**Requirement:**
Please write out, unchanged, the part that opens with the line containing "Enumerate the UI" and closes with the line containing "rule-view-link[interactable]: 查看: [942, 460, 970, 480]", leaving the pictures out of your answer.

**Raw records:**
------------------------------------
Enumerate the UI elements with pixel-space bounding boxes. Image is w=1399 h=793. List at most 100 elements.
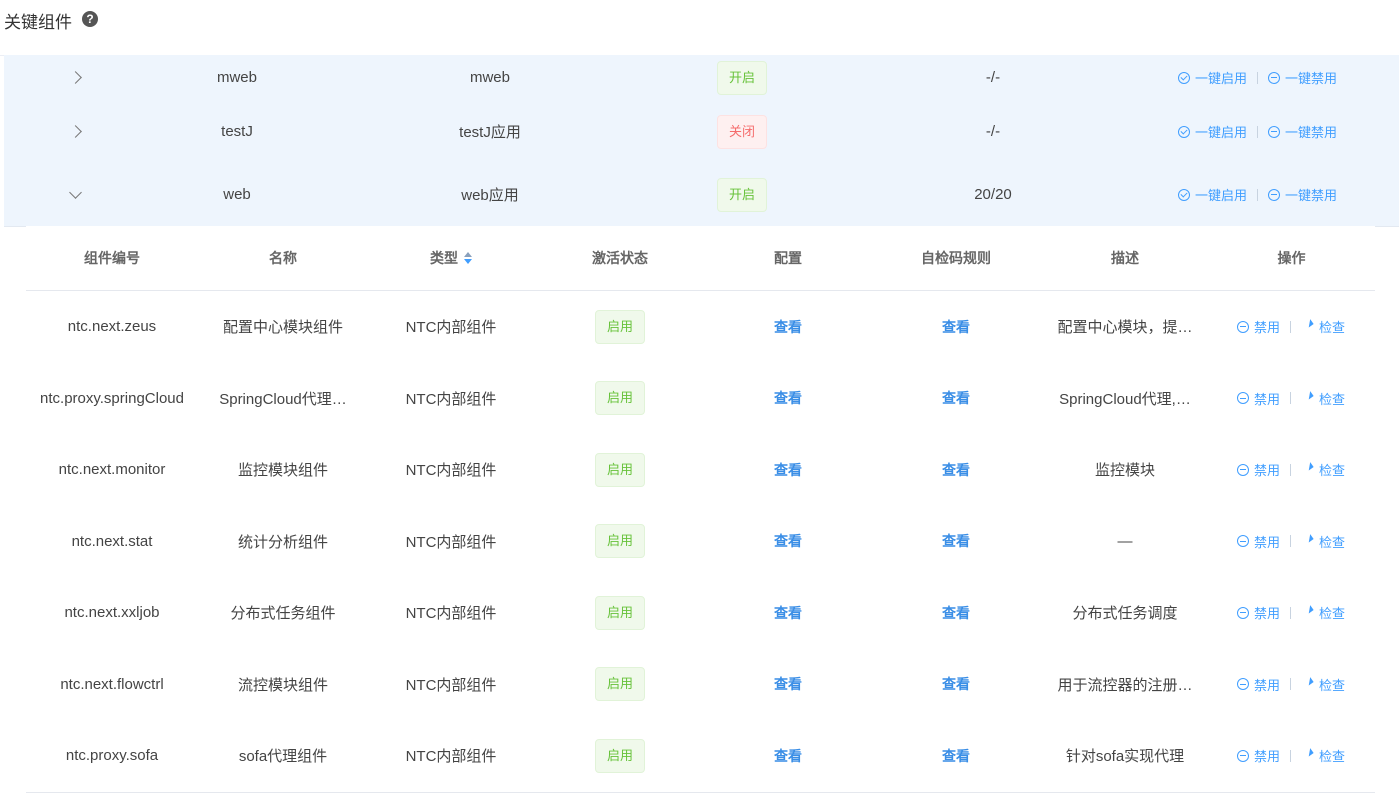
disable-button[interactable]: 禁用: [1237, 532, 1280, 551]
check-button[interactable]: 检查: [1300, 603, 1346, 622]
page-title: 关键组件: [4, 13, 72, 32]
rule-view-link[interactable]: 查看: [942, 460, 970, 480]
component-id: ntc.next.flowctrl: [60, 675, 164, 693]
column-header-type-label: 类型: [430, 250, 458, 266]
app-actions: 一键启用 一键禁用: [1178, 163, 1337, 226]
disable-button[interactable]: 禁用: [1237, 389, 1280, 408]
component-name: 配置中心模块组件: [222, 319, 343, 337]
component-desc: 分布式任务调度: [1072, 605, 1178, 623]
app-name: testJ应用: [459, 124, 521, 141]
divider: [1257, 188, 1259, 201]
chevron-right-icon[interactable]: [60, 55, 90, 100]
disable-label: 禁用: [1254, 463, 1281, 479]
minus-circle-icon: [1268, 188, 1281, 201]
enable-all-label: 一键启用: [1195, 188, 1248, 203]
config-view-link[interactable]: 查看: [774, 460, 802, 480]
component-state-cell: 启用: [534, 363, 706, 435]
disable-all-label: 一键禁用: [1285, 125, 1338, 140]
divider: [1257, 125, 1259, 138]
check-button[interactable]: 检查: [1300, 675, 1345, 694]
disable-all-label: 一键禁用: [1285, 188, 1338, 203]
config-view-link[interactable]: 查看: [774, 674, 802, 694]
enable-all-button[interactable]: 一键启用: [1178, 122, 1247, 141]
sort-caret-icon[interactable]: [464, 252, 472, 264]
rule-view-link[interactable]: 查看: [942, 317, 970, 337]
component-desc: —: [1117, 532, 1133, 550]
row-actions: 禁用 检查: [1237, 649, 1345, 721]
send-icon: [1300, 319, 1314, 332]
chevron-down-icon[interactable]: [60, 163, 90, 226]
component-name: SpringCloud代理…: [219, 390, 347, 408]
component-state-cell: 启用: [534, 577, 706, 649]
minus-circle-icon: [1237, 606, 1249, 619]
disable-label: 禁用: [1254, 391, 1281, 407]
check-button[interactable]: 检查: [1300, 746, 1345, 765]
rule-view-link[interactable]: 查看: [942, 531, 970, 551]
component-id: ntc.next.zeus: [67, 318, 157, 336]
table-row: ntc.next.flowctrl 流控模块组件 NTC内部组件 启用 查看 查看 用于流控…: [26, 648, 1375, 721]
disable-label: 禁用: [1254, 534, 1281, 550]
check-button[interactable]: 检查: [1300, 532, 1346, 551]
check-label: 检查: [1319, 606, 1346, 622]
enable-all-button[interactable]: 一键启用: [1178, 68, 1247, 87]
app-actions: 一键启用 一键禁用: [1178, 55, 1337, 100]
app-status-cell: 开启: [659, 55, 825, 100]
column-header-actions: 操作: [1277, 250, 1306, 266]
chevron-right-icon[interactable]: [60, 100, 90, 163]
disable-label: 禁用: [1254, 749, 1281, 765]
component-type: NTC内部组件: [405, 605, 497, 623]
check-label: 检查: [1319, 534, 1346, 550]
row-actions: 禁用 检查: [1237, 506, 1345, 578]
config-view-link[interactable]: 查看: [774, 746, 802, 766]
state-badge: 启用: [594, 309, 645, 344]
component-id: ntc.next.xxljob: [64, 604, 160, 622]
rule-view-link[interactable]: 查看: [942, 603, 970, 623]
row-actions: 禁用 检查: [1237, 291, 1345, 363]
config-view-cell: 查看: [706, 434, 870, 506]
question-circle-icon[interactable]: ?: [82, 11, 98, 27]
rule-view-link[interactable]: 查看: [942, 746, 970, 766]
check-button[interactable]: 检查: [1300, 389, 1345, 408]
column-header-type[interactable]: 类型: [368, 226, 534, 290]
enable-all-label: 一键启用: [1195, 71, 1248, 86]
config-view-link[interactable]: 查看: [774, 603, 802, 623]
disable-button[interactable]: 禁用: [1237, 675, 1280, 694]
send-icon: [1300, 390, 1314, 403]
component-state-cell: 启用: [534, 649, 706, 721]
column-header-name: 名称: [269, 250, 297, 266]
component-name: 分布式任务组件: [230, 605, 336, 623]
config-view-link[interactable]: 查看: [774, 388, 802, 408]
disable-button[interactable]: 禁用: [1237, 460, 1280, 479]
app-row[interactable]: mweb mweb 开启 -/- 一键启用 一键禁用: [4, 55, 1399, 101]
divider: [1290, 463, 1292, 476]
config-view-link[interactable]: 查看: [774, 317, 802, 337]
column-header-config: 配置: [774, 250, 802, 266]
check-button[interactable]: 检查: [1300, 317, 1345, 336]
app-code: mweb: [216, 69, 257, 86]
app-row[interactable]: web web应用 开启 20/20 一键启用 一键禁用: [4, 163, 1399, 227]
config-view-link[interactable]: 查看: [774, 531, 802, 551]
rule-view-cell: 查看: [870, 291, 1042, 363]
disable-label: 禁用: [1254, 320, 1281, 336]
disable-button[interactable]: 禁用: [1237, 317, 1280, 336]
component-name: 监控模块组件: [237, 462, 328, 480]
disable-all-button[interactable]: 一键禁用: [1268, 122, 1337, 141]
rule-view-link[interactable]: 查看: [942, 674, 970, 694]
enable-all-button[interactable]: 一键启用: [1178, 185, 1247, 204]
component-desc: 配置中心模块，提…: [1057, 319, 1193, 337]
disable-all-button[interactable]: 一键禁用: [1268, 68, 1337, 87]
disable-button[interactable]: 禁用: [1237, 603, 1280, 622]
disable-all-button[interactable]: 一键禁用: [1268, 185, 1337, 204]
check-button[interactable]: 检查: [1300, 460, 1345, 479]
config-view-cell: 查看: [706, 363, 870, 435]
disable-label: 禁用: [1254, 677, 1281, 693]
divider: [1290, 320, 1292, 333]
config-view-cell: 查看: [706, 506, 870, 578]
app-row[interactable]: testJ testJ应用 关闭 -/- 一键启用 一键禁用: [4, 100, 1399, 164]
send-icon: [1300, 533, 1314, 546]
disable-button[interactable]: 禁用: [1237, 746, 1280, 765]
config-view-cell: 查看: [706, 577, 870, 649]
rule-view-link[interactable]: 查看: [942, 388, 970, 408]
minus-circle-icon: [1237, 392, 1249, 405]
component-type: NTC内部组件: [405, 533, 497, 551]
------------------------------------
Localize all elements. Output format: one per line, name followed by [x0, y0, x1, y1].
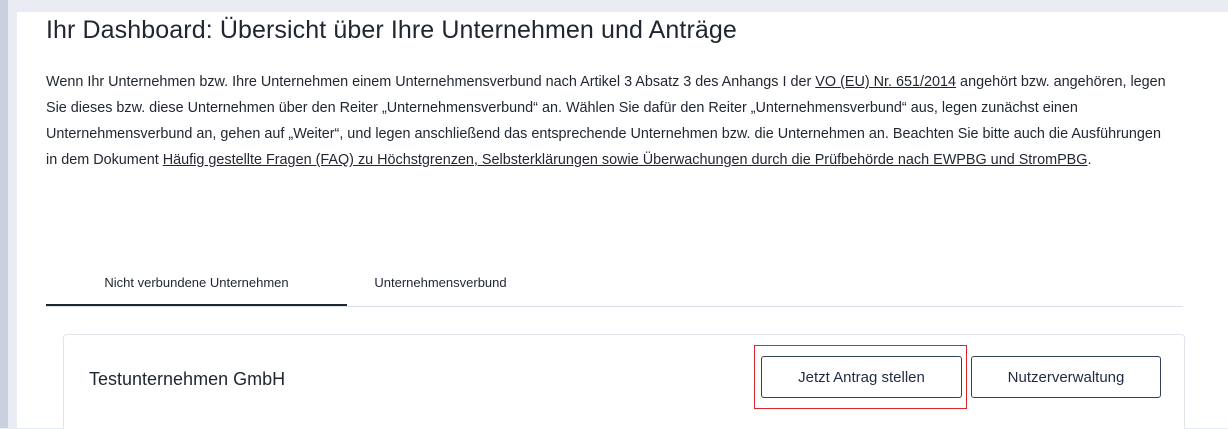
------------------------------------
**Exercise answer:**
Enumerate the UI elements with pixel-space bounding boxes. Image is w=1399 h=793. List at most 100 elements.
disable-button[interactable]: 禁用: [1237, 532, 1280, 551]
check-button[interactable]: 检查: [1300, 603, 1346, 622]
page-title: 关键组件: [4, 13, 72, 32]
rule-view-link[interactable]: 查看: [942, 460, 970, 480]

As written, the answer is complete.